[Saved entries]
** Begin **

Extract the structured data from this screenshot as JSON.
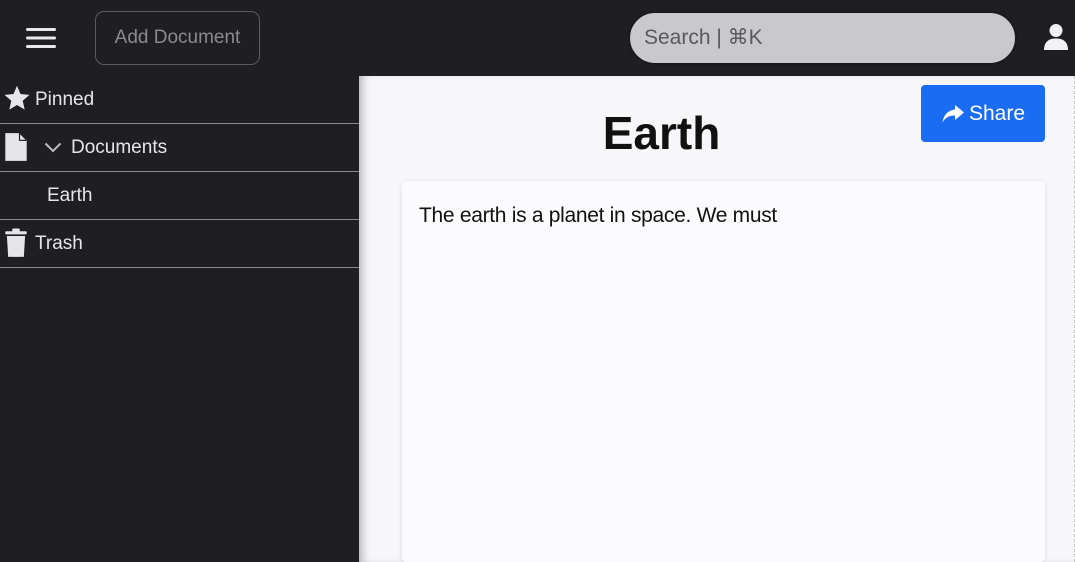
{
  "topbar": {
    "menu_icon": "hamburger-menu-icon",
    "add_document_label": "Add Document",
    "search_placeholder": "Search | ⌘K",
    "user_icon": "user-icon"
  },
  "sidebar": {
    "items": [
      {
        "icon": "star-icon",
        "label": "Pinned"
      },
      {
        "icon": "document-icon",
        "label": "Documents",
        "chevron": "chevron-down-icon",
        "expanded": true
      },
      {
        "label": "Earth",
        "child": true
      },
      {
        "icon": "trash-icon",
        "label": "Trash"
      }
    ]
  },
  "document": {
    "title": "Earth",
    "share_label": "Share",
    "share_icon": "share-arrow-icon",
    "body": "The earth is a planet in space. We must"
  },
  "colors": {
    "background_dark": "#1f1e21",
    "content_background": "#f7f6f9",
    "share_button": "#1a6cf2",
    "search_field": "#c9c8cc",
    "sidebar_text": "#e6e6e8"
  }
}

** End **

Exercise details: Print the whole listing above once more, word for word, without its pictures.

Output:
Extract the structured data from this screenshot as JSON.
{
  "topbar": {
    "menu_icon": "hamburger-menu-icon",
    "add_document_label": "Add Document",
    "search_placeholder": "Search | ⌘K",
    "user_icon": "user-icon"
  },
  "sidebar": {
    "items": [
      {
        "icon": "star-icon",
        "label": "Pinned"
      },
      {
        "icon": "document-icon",
        "label": "Documents",
        "chevron": "chevron-down-icon",
        "expanded": true
      },
      {
        "label": "Earth",
        "child": true
      },
      {
        "icon": "trash-icon",
        "label": "Trash"
      }
    ]
  },
  "document": {
    "title": "Earth",
    "share_label": "Share",
    "share_icon": "share-arrow-icon",
    "body": "The earth is a planet in space. We must"
  },
  "colors": {
    "background_dark": "#1f1e21",
    "content_background": "#f7f6f9",
    "share_button": "#1a6cf2",
    "search_field": "#c9c8cc",
    "sidebar_text": "#e6e6e8"
  }
}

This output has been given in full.